Reproduce the records from the start through the line that contains "x-axis-title: Capital Employed: [309, 410, 433, 426]", replacing "positions" with "coordinates" and leaving everything else unchanged. Omit the pictures from your answer.

Dataset rows
--------

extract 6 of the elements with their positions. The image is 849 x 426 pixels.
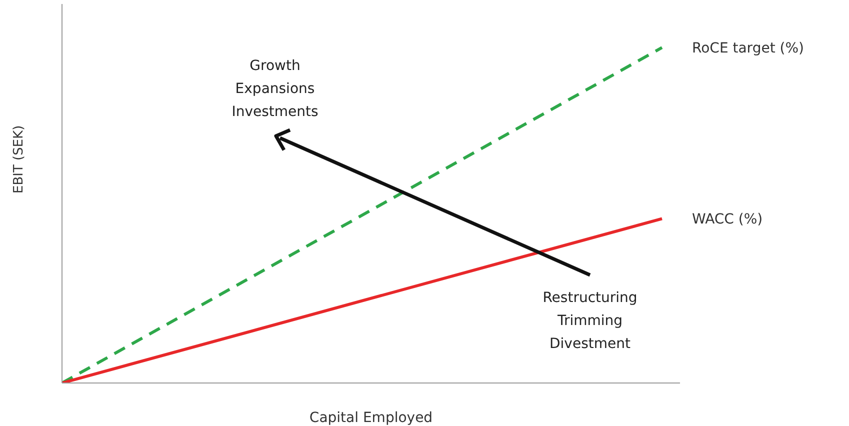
annotation: Restructuring Trimming Divestment: [542, 290, 638, 352]
text: RoCE target (%): [692, 40, 804, 57]
text: WACC (%): [692, 212, 763, 228]
annotation: Growth Expansions Investments: [232, 58, 318, 120]
y-axis-title: EBIT (SEK): [12, 125, 27, 194]
x-axis-title: Capital Employed: [309, 410, 433, 426]
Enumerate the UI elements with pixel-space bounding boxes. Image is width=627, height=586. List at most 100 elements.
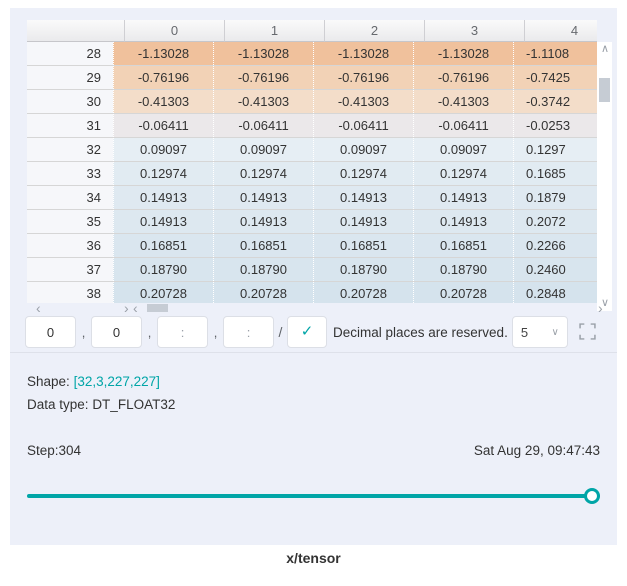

--------

### [EXERCISE RESULT]
extract 6 of the elements with their coordinates. The image is 849 x 426 pixels.
annotation: Restructuring Trimming Divestment: [542, 290, 638, 352]
text: RoCE target (%): [692, 40, 804, 57]
text: WACC (%): [692, 212, 763, 228]
annotation: Growth Expansions Investments: [232, 58, 318, 120]
y-axis-title: EBIT (SEK): [12, 125, 27, 194]
x-axis-title: Capital Employed: [309, 410, 433, 426]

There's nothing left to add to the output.